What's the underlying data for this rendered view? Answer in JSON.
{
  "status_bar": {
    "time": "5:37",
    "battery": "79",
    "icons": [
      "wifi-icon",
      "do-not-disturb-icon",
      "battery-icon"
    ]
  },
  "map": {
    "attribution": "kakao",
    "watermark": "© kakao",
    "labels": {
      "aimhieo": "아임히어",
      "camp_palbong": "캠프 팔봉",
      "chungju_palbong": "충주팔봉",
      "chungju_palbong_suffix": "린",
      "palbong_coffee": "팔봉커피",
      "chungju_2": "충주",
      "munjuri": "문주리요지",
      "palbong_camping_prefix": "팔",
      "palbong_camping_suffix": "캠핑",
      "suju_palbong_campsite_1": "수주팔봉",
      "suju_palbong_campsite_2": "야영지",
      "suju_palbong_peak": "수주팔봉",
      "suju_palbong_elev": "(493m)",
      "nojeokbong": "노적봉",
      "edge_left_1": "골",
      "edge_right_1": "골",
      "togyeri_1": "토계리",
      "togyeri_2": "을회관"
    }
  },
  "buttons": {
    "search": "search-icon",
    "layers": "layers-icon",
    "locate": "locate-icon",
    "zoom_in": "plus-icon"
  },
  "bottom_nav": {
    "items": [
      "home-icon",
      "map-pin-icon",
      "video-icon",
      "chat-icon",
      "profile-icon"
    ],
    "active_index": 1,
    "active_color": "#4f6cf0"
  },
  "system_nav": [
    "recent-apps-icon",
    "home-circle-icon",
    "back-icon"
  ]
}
* * *
The records above should be restated word for word, please.

What's the underlying data for this rendered view? Answer in JSON.
{
  "status_bar": {
    "time": "5:37",
    "battery": "79",
    "icons": [
      "wifi-icon",
      "do-not-disturb-icon",
      "battery-icon"
    ]
  },
  "map": {
    "attribution": "kakao",
    "watermark": "© kakao",
    "labels": {
      "aimhieo": "아임히어",
      "camp_palbong": "캠프 팔봉",
      "chungju_palbong": "충주팔봉",
      "chungju_palbong_suffix": "린",
      "palbong_coffee": "팔봉커피",
      "chungju_2": "충주",
      "munjuri": "문주리요지",
      "palbong_camping_prefix": "팔",
      "palbong_camping_suffix": "캠핑",
      "suju_palbong_campsite_1": "수주팔봉",
      "suju_palbong_campsite_2": "야영지",
      "suju_palbong_peak": "수주팔봉",
      "suju_palbong_elev": "(493m)",
      "nojeokbong": "노적봉",
      "edge_left_1": "골",
      "edge_right_1": "골",
      "togyeri_1": "토계리",
      "togyeri_2": "을회관"
    }
  },
  "buttons": {
    "search": "search-icon",
    "layers": "layers-icon",
    "locate": "locate-icon",
    "zoom_in": "plus-icon"
  },
  "bottom_nav": {
    "items": [
      "home-icon",
      "map-pin-icon",
      "video-icon",
      "chat-icon",
      "profile-icon"
    ],
    "active_index": 1,
    "active_color": "#4f6cf0"
  },
  "system_nav": [
    "recent-apps-icon",
    "home-circle-icon",
    "back-icon"
  ]
}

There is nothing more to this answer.